## To be done
a - Return, word for word, the portion of the article on John Kirkpatrick starting with "John Kirkpatrick (18" and going on through "Charles Ives archives.".
b - Answer these questions from the article on John Kirkpatrick:
(i) In what city did he die?
(ii) In what year did he give the first complete public performance of Ives's Concord Sonata?
(iii) What is Memos?
c - Please continue the article on John Kirkpatrick from where it stops.

## Article
<<<<

- Born: March 18, 1905 New York City
- Died: November 8, 1991 (aged 86) Ithaca, New York
- Occupations: Classical pianist and music scholar

= John Kirkpatrick (pianist) =

American classical pianist and music scholar

John Kirkpatrick (18 March 1905 – 8 November 1991) was an American classical pianist and music scholar, best known for championing the works of Charles Ives, Aaron Copland, Carl Ruggles, and Roy Harris. He gave the first complete public performance of Ives's Concord Sonata in 1939, which became a turning point in the composer's public recognition. Kirkpatrick played an important role in Ives scholarship, and he was leader in the Charles Ives Society. One important example is his role in the editing of Memos, which is a collection of Ives's autobiographical writings. At the time of his death Kirkpatrick was a professor emeritus at Yale University, where he had also been the curator of the Charles Ives archives.

>>>>

## Records from a collection
<<<<

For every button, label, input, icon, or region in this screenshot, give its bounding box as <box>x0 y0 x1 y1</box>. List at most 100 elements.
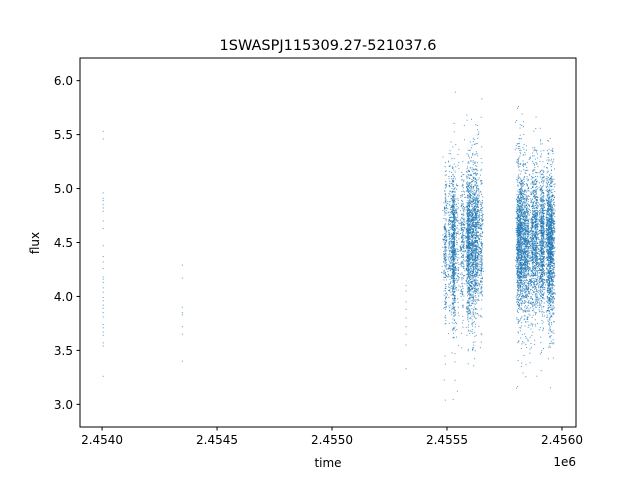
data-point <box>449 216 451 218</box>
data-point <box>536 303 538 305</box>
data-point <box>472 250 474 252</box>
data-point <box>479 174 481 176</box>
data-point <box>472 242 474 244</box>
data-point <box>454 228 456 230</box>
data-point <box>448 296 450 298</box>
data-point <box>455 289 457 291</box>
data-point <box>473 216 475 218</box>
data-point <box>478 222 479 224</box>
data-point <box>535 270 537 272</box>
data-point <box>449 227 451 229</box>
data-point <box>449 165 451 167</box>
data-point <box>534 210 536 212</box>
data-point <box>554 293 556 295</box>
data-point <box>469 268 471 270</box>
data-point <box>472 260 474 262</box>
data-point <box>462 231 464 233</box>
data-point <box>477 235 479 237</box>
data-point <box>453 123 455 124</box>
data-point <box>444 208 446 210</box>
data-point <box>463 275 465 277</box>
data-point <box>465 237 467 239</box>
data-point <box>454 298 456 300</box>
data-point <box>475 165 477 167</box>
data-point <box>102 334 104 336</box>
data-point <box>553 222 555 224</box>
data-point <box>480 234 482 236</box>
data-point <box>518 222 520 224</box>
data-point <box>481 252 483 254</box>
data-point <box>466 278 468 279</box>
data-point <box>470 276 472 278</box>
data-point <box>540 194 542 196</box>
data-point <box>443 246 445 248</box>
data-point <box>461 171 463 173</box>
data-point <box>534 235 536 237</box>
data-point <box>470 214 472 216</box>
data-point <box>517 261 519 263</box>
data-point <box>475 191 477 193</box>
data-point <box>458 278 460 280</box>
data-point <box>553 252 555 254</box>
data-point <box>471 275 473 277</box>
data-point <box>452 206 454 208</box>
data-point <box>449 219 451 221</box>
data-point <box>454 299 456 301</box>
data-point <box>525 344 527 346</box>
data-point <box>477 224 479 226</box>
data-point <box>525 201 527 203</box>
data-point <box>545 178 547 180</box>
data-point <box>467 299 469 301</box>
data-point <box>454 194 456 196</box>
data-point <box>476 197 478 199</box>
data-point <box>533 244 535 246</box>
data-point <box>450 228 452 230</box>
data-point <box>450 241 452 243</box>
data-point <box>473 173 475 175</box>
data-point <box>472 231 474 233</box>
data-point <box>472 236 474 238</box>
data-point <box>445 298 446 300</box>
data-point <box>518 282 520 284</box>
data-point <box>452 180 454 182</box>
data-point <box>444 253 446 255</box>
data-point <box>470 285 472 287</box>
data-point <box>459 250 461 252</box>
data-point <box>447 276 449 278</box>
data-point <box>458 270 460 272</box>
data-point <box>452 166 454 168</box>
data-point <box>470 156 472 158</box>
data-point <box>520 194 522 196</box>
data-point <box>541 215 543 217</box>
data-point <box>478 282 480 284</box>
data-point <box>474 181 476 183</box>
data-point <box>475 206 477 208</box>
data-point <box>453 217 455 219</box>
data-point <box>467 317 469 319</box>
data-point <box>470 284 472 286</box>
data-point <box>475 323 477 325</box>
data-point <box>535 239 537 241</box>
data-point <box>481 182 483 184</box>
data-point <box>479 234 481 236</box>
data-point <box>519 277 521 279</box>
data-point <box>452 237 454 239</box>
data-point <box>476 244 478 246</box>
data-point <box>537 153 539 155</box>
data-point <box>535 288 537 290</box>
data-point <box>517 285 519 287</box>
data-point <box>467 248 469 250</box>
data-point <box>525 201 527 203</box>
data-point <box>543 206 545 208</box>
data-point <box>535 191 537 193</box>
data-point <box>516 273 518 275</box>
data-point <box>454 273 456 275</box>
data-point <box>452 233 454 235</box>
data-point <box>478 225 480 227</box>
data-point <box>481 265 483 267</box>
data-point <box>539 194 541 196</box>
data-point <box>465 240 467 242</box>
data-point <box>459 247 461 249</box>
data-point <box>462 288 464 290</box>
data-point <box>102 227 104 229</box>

>>>>

## The responses
a -
John Kirkpatrick (18 March 1905 – 8 November 1991) was an American classical pianist and music scholar, best known for championing the works of Charles Ives, Aaron Copland, Carl Ruggles, and Roy Harris. He gave the first complete public performance of Ives's Concord Sonata in 1939, which became a turning point in the composer's public recognition. Kirkpatrick played an important role in Ives scholarship, and he was leader in the Charles Ives Society. One important example is his role in the editing of Memos, which is a collection of Ives's autobiographical writings. At the time of his death Kirkpatrick was a professor emeritus at Yale University, where he had also been the curator of the Charles Ives archives.

b -
(i) Ithaca, New York
(ii) 1939
(iii) A collection of Ives's autobiographical writings

c -
==Life and career==

===Early years===
Kirkpatrick was born on 18 March 1905 to John and Marguerite (née Haviland) Kirkpatrick in New York City, where his father had a jewelry business. He was educated at Lawrenceville School before entering Princeton University in 1922 where he studied classics and then art history. (At the time, Princeton did not have a music department.) In the summer of 1925 he traveled to France to study piano under Nadia Boulanger at The American Conservatory in Fontainebleau. He returned to Princeton for his final year but abandoned his studies in February 1926 to return to France. He would remain there for the next five years, attending the École normale de musique de Paris and studying piano with Boulanger, Camille Decreus, and Isidor Philipp at Fontainebleau and Louta Nouneberg in Paris. Kirkpatrick returned to the United States in 1931, living at first in Greenwich Village and supporting himself by teaching piano. He and Aaron Copland had been fellow students at Fontainebleau, and on his return Kirkpatrick became part of the composer's artistic circle. He performed at the first Festival of Contemporary Music, organized by Copland at the Yaddo artists' colony in 1932 and went on to perform at Yaddo for the next 20 years, playing new works by Copland, Charles Ives, Robert Palmer, and Carl Ruggles.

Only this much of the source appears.